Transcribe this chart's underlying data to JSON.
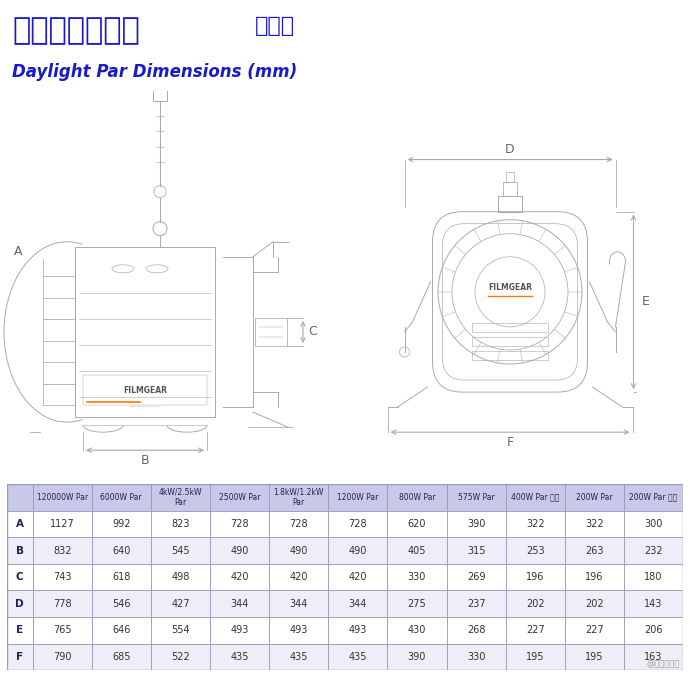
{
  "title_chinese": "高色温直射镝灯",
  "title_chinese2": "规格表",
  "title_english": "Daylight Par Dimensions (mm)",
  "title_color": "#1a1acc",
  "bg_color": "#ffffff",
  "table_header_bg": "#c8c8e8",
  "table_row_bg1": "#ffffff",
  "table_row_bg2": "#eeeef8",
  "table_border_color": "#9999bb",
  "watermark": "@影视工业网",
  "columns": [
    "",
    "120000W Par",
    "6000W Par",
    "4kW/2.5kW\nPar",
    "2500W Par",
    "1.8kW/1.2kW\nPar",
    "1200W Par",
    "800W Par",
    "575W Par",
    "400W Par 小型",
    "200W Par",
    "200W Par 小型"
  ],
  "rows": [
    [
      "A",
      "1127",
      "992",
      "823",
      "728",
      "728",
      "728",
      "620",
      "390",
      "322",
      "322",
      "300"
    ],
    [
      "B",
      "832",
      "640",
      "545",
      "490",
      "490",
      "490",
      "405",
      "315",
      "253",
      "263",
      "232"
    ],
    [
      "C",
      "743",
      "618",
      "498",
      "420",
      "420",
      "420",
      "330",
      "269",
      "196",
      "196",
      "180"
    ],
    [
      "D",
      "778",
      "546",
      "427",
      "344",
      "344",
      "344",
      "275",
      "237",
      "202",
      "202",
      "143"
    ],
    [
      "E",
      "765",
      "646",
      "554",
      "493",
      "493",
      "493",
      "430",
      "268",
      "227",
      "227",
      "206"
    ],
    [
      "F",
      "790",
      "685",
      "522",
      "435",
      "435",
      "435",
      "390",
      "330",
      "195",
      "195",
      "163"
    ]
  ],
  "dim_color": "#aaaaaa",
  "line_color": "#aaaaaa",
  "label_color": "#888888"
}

What you are asked to do →
Filter the data for the string "ffffff" and copy every line that has it.

Problem solution →
  "bg_color": "#ffffff",
  "table_row_bg1": "#ffffff",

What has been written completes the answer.